AstraZeneca says its Oxford vaccine deal allows it to add up to 20% of manufacturing costs
AstraZeneca Plc said on Friday its coronavirus vaccine deal with Oxford University will allow it to add up to 20% of manufacturing costs to cover additional expenses required to be incurred by the British drugmaker.
“In addition to the manufacturing costs, the company is incurring costs in excess of $1 billion globally that include clinical development, regulatory, distribution, pharmacovigilance and other expenses”, an AstraZeneca spokesman said in a statement.
“To cover these additional expenses, the company will add an amount equivalent to a maximum of 20% of the manufacturing costs to ensure there is no material impact on its finances this year while continuing efforts to provide the vaccine at no profit during the pandemic,” the statement added.
AstraZeneca has previously signed multiple supply-and-manufacture deals for more than 3 billion doses globally.
These agreements are with companies and governments as the company gets closer to reporting early results of a late-stage clinical trial. Developed by the University of Oxford and licensed to AstraZeneca in April, the vaccine is expected to be one of the first from big pharma to secure regulatory approval.
The company had said earlier it has created multiple supply chains to ensure that access to its vaccine is timely, broad and equitable for high- and low-income countries alike.
Pricing and supply of experimental COVID-19 vaccines have been widely debated as richer countries pump billions of dollars into funding, and AstraZeneca has also been granted protection from future liability claims.
Separately, AstraZeneca resumed the U.S. trial of its experimental COVID-19 vaccine after approval by regulators, the company said on Friday.

====================

WORK ORDER 1 |
According to the AstraZeneca vaccine article, in what month was the Oxford vaccine licensed to AstraZeneca?
WORK ORDER 2 |
Print the AstraZeneca vaccine article from "AstraZeneca says its" to "the British drugmaker.".
WORK ORDER 3 |
In the AstraZeneca vaccine article, which specific kinds of expenses does the spokesman name as part of the costs over $1 billion?

====================

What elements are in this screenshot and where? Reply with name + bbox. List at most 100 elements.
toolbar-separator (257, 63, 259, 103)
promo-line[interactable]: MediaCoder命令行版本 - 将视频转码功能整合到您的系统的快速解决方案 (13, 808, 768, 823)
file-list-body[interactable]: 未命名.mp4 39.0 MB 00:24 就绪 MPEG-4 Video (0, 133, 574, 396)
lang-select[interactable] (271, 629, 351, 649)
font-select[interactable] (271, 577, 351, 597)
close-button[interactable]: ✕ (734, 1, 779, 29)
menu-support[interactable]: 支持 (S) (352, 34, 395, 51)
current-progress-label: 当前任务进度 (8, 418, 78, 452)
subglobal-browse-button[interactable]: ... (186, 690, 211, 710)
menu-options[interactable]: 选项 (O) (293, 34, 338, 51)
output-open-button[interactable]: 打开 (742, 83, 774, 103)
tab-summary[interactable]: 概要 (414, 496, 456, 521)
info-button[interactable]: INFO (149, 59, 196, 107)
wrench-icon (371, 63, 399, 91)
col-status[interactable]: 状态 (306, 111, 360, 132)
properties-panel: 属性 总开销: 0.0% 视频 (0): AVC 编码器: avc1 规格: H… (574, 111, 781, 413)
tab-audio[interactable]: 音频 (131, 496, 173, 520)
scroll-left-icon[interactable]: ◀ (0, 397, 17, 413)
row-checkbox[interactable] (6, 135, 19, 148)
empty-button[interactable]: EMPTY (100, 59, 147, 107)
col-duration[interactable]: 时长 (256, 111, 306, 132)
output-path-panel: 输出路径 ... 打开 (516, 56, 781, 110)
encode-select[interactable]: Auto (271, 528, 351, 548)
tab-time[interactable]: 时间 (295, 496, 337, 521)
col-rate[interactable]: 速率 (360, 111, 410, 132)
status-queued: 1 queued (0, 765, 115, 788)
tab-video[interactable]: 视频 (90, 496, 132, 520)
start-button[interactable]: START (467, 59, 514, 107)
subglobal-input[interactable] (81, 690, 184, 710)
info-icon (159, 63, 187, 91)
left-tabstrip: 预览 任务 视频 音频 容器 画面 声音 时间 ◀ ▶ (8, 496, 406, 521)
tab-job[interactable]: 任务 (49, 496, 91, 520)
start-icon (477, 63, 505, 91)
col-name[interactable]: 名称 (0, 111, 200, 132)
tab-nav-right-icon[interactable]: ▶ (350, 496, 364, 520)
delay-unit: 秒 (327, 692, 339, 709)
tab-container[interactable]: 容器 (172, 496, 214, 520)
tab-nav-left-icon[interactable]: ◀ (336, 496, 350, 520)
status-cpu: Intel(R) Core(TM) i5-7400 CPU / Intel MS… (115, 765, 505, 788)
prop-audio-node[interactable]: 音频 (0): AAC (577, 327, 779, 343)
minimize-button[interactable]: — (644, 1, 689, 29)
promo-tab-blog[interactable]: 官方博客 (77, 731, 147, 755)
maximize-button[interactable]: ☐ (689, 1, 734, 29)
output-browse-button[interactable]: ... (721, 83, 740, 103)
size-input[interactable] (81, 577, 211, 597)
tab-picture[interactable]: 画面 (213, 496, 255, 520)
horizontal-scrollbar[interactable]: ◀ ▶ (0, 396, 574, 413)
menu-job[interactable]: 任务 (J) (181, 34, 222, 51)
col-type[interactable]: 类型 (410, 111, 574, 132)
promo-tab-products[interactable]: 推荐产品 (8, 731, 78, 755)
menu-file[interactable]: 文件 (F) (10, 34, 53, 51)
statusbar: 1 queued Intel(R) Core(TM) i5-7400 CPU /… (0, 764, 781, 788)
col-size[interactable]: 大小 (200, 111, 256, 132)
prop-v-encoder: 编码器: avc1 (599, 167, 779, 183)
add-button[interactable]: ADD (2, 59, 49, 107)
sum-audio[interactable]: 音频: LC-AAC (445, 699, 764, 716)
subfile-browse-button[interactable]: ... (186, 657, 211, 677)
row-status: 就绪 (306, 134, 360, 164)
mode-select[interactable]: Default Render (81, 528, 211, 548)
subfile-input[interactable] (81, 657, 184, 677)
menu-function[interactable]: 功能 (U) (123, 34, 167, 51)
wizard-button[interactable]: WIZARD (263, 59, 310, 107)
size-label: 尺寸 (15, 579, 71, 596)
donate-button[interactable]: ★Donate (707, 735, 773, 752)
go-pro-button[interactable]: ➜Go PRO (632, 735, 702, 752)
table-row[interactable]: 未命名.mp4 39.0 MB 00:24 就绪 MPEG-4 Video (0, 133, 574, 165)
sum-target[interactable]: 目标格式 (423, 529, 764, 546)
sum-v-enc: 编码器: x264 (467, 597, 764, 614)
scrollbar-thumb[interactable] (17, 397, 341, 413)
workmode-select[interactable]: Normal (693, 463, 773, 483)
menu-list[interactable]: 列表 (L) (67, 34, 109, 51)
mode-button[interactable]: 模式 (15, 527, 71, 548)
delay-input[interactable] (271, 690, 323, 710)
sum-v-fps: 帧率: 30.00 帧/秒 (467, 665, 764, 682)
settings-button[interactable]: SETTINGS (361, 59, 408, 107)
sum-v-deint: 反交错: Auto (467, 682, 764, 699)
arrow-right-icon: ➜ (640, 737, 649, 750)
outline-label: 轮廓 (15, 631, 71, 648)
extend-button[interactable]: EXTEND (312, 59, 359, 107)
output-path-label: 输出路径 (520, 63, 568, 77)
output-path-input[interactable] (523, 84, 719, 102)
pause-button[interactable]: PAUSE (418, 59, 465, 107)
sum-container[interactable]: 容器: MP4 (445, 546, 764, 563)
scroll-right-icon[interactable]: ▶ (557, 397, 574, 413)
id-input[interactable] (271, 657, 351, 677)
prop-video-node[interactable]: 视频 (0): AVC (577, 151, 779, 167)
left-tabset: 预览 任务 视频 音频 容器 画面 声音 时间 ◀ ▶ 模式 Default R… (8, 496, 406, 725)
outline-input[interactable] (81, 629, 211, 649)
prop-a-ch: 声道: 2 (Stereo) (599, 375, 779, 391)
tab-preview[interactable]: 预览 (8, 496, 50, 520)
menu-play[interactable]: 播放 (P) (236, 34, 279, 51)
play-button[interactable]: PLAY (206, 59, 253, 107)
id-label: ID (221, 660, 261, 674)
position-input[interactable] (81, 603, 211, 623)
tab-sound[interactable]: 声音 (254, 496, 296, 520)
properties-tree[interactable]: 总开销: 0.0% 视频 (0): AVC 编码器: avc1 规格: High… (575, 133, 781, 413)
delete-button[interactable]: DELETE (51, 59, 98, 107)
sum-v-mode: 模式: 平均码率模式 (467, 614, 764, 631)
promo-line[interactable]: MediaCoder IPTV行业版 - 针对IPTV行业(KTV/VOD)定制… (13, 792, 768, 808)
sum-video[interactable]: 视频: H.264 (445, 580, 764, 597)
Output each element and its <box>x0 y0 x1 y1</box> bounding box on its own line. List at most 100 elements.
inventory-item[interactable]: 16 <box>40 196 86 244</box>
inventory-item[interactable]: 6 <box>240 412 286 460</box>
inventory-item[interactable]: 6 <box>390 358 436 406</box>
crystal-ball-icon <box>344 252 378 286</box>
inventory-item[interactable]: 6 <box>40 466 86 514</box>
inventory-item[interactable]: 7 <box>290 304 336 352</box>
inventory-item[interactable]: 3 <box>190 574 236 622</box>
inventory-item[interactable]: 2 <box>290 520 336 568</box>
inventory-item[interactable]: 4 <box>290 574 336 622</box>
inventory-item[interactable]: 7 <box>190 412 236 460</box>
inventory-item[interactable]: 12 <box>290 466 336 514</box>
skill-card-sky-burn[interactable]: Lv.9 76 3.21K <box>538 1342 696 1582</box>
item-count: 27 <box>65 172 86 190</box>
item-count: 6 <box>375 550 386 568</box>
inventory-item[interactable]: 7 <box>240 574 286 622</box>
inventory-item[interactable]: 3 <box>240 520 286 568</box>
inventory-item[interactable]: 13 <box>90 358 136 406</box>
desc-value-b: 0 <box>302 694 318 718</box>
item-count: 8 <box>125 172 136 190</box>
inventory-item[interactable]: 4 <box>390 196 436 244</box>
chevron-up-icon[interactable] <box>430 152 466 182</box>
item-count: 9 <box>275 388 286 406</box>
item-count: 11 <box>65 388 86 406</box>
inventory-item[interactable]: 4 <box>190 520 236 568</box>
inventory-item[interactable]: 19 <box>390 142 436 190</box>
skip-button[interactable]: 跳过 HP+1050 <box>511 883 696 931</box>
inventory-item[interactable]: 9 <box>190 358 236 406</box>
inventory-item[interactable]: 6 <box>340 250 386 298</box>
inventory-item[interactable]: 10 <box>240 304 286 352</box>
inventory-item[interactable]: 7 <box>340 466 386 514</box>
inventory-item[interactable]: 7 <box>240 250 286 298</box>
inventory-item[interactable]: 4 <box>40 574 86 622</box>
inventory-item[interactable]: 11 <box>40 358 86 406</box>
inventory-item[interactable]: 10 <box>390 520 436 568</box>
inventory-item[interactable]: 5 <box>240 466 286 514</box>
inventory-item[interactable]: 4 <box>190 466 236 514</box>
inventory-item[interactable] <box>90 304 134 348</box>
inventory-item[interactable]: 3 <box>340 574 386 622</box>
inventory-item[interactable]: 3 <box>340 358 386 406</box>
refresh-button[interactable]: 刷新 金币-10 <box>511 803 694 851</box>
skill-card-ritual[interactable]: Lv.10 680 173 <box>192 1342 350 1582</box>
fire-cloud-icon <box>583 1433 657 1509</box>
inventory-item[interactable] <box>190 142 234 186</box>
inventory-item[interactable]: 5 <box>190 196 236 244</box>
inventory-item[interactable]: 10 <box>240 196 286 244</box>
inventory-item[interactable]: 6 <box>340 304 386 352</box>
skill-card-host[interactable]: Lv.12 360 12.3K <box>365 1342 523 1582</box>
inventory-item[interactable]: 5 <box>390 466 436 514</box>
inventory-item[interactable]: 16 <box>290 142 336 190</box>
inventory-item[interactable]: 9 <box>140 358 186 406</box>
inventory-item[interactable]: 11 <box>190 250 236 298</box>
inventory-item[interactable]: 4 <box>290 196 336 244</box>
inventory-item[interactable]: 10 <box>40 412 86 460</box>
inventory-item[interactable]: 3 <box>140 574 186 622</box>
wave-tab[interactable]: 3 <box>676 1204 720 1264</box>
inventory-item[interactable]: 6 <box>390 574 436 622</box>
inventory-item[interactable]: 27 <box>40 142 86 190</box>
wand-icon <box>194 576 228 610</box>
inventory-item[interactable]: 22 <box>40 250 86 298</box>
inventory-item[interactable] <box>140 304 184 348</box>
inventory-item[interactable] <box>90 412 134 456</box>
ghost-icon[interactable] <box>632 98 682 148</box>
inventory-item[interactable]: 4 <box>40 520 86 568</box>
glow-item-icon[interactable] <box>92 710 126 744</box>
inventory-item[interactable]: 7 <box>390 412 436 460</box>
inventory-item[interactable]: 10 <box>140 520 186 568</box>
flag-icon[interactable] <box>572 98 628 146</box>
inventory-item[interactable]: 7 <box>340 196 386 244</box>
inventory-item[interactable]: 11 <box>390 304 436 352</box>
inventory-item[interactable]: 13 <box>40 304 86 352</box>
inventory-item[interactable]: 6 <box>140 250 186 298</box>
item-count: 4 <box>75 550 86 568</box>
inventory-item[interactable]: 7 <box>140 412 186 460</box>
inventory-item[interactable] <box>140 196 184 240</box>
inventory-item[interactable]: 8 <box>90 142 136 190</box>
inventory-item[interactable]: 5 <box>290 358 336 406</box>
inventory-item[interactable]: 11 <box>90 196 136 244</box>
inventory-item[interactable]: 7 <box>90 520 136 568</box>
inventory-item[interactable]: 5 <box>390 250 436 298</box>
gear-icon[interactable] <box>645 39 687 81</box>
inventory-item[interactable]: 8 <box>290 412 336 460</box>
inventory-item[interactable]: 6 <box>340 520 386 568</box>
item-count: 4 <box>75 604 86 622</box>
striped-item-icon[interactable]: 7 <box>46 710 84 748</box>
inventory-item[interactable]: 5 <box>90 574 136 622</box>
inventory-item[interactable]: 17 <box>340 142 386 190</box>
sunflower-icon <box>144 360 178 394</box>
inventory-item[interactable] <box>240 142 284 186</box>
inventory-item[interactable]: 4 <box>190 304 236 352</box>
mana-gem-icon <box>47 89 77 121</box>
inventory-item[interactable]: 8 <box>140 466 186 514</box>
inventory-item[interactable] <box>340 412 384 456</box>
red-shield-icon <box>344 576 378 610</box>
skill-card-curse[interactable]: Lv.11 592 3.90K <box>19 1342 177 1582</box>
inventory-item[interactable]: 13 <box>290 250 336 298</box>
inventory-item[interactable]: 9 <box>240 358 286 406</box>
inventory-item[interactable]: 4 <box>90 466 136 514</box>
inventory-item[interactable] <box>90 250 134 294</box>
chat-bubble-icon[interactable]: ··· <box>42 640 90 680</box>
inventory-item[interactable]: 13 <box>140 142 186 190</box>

====================

WRITTEN SOLUTION 1 |
April

WRITTEN SOLUTION 2 |
AstraZeneca says its Oxford vaccine deal allows it to add up to 20% of manufacturing costs
AstraZeneca Plc said on Friday its coronavirus vaccine deal with Oxford University will allow it to add up to 20% of manufacturing costs to cover additional expenses required to be incurred by the British drugmaker.

WRITTEN SOLUTION 3 |
Clinical development, regulatory, distribution, pharmacovigilance